EXERCISE MATERIALS =
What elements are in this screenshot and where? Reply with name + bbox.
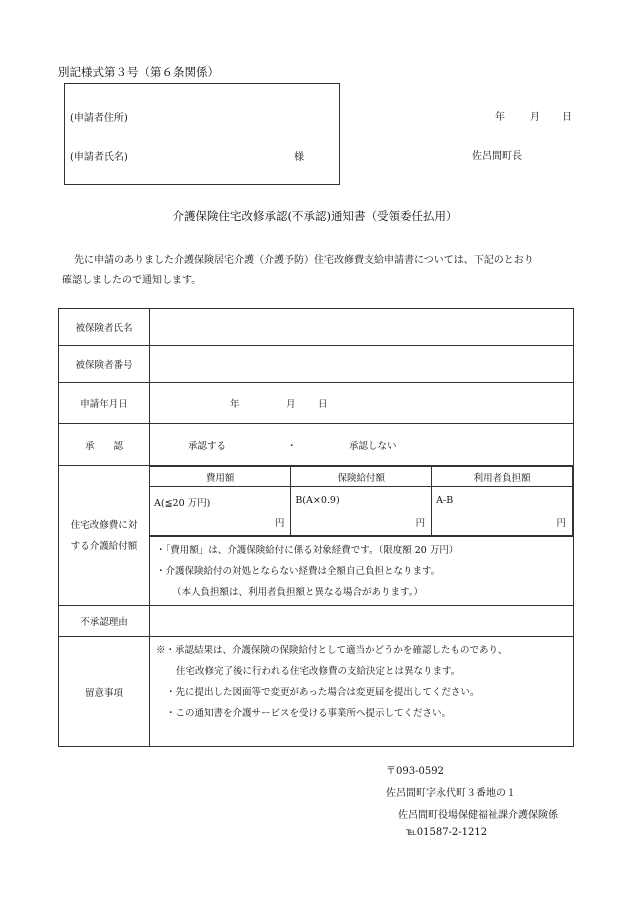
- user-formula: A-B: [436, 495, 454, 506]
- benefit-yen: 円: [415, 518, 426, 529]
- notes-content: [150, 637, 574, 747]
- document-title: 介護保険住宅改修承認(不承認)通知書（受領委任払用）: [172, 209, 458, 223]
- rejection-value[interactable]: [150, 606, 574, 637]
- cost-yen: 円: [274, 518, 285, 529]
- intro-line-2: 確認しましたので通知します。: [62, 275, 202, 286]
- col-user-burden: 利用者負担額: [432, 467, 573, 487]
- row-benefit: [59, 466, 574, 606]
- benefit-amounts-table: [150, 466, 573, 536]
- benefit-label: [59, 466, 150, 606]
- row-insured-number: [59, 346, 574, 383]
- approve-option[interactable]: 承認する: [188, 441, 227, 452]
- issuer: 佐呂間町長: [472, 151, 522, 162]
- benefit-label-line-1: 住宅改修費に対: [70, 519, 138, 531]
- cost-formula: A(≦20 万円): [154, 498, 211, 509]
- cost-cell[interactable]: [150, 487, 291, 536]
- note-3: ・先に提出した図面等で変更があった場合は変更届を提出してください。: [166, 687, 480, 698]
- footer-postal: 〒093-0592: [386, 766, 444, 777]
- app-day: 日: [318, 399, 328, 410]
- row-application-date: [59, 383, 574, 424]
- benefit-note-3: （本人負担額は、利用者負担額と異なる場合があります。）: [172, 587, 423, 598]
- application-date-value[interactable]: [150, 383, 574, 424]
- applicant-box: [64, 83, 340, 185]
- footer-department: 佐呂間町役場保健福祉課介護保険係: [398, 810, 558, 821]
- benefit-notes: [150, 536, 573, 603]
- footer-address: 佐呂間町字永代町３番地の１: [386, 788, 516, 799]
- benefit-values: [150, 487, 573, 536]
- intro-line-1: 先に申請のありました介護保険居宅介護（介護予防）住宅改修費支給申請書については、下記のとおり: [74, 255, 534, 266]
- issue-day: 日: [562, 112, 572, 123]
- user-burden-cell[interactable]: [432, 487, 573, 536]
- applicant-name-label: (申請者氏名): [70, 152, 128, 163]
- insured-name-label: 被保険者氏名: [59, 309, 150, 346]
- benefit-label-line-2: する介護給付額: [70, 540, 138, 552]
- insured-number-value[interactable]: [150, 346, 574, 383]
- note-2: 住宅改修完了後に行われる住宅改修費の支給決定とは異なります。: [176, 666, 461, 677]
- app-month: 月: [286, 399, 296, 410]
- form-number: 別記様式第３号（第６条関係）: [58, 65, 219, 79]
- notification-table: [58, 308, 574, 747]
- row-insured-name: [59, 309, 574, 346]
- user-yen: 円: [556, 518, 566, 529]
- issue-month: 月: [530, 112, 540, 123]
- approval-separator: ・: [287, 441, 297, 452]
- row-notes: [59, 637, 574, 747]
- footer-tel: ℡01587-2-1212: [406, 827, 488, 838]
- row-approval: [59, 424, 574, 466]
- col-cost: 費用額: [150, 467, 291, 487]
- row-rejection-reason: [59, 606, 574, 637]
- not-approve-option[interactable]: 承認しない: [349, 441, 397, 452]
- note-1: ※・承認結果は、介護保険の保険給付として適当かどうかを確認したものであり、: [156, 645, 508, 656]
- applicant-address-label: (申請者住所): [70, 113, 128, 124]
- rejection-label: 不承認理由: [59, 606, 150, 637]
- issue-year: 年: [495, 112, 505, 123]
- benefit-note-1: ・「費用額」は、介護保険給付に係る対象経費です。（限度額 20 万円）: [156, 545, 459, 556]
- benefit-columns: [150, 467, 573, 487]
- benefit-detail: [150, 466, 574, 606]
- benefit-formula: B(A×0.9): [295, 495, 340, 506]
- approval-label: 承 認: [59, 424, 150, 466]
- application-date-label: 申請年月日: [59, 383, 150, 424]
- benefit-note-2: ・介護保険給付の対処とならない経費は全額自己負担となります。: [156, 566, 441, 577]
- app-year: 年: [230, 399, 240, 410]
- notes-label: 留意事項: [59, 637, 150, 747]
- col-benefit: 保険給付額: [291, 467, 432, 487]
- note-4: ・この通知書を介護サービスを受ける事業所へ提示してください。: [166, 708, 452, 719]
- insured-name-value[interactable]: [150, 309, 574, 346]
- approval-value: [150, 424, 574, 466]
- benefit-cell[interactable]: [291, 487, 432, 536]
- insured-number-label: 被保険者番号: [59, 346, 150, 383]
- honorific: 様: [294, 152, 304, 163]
---
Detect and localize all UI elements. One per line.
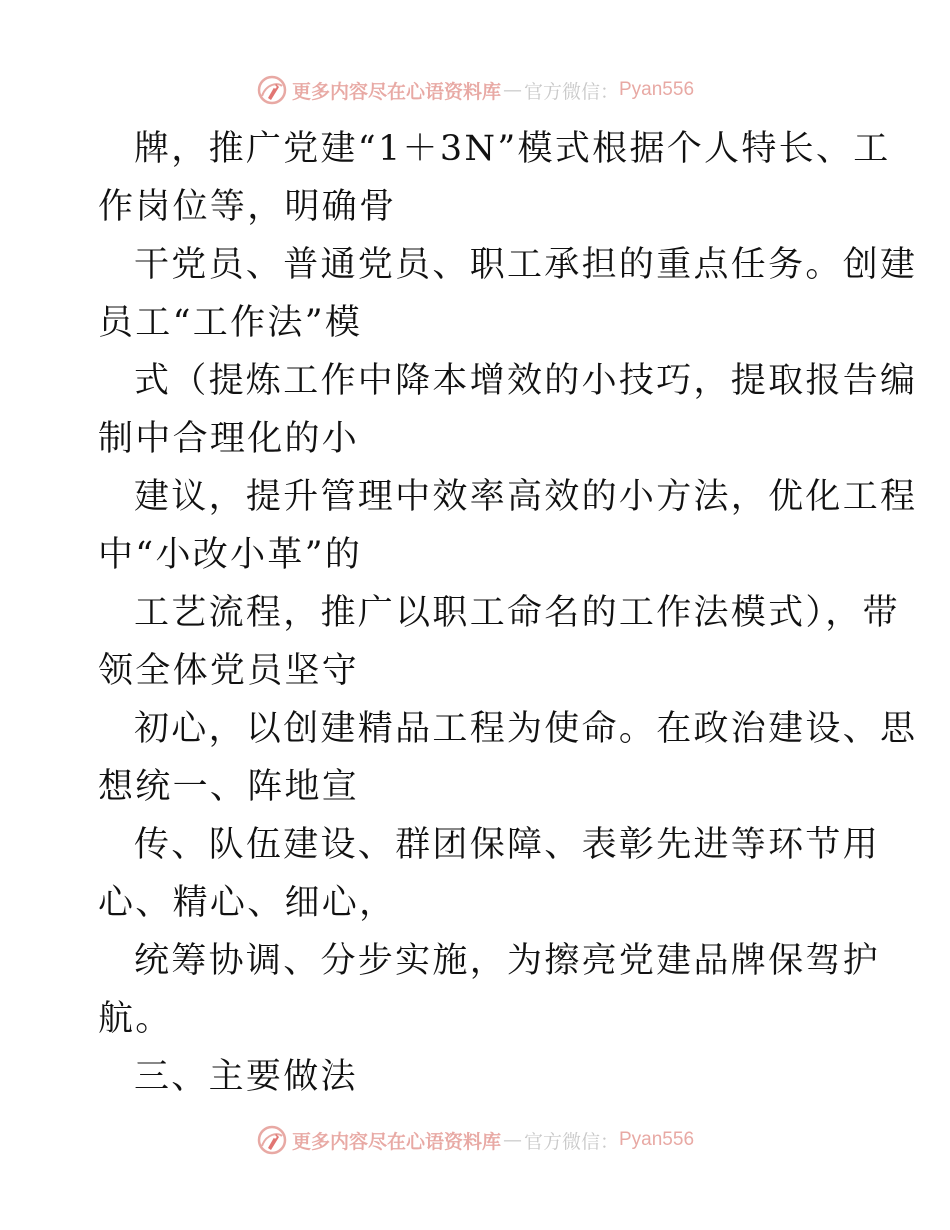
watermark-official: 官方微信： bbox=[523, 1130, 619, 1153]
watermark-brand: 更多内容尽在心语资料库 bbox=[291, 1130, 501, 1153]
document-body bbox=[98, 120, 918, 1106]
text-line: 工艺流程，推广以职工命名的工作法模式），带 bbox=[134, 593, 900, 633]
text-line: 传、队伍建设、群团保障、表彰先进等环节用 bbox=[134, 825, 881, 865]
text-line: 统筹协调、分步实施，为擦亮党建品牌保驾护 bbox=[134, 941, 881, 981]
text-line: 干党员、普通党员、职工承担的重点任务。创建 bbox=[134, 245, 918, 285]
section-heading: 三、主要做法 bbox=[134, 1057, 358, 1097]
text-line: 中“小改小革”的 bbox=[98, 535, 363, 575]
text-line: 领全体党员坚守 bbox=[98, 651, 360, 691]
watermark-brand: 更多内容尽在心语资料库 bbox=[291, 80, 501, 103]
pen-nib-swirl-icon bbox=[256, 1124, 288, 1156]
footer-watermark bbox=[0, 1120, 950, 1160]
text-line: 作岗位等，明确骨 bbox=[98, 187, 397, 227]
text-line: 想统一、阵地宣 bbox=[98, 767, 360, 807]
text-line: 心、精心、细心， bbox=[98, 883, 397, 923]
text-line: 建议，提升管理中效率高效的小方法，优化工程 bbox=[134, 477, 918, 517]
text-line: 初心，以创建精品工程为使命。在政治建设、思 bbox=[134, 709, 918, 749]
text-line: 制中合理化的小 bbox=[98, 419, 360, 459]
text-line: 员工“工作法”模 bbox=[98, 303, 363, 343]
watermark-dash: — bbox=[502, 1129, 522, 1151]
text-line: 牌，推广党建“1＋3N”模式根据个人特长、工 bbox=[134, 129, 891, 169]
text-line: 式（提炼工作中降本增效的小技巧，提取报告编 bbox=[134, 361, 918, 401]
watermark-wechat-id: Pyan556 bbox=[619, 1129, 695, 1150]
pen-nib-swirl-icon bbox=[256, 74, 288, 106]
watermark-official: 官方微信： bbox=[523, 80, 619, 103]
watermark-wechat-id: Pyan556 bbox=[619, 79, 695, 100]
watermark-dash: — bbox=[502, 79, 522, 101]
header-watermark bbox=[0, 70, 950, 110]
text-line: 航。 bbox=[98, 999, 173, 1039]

PROBLEM TO SOLVE = Reproduce, word for word, the rows between the one containing "watermark-official: 官方微信： bbox=[523, 1130, 619, 1153]" and the one containing "text-line: 航。 bbox=[98, 999, 173, 1039]", inclusive.

REPLY TO THE EXERCISE =
watermark-official: 官方微信： bbox=[523, 1130, 619, 1153]
watermark-brand: 更多内容尽在心语资料库 bbox=[291, 1130, 501, 1153]
document-body bbox=[98, 120, 918, 1106]
text-line: 工艺流程，推广以职工命名的工作法模式），带 bbox=[134, 593, 900, 633]
text-line: 传、队伍建设、群团保障、表彰先进等环节用 bbox=[134, 825, 881, 865]
text-line: 统筹协调、分步实施，为擦亮党建品牌保驾护 bbox=[134, 941, 881, 981]
text-line: 干党员、普通党员、职工承担的重点任务。创建 bbox=[134, 245, 918, 285]
section-heading: 三、主要做法 bbox=[134, 1057, 358, 1097]
text-line: 中“小改小革”的 bbox=[98, 535, 363, 575]
text-line: 领全体党员坚守 bbox=[98, 651, 360, 691]
watermark-brand: 更多内容尽在心语资料库 bbox=[291, 80, 501, 103]
pen-nib-swirl-icon bbox=[256, 1124, 288, 1156]
footer-watermark bbox=[0, 1120, 950, 1160]
text-line: 作岗位等，明确骨 bbox=[98, 187, 397, 227]
text-line: 想统一、阵地宣 bbox=[98, 767, 360, 807]
text-line: 心、精心、细心， bbox=[98, 883, 397, 923]
text-line: 建议，提升管理中效率高效的小方法，优化工程 bbox=[134, 477, 918, 517]
text-line: 初心，以创建精品工程为使命。在政治建设、思 bbox=[134, 709, 918, 749]
text-line: 制中合理化的小 bbox=[98, 419, 360, 459]
text-line: 员工“工作法”模 bbox=[98, 303, 363, 343]
watermark-dash: — bbox=[502, 1129, 522, 1151]
text-line: 牌，推广党建“1＋3N”模式根据个人特长、工 bbox=[134, 129, 891, 169]
text-line: 式（提炼工作中降本增效的小技巧，提取报告编 bbox=[134, 361, 918, 401]
watermark-wechat-id: Pyan556 bbox=[619, 1129, 695, 1150]
pen-nib-swirl-icon bbox=[256, 74, 288, 106]
watermark-official: 官方微信： bbox=[523, 80, 619, 103]
watermark-wechat-id: Pyan556 bbox=[619, 79, 695, 100]
watermark-dash: — bbox=[502, 79, 522, 101]
header-watermark bbox=[0, 70, 950, 110]
text-line: 航。 bbox=[98, 999, 173, 1039]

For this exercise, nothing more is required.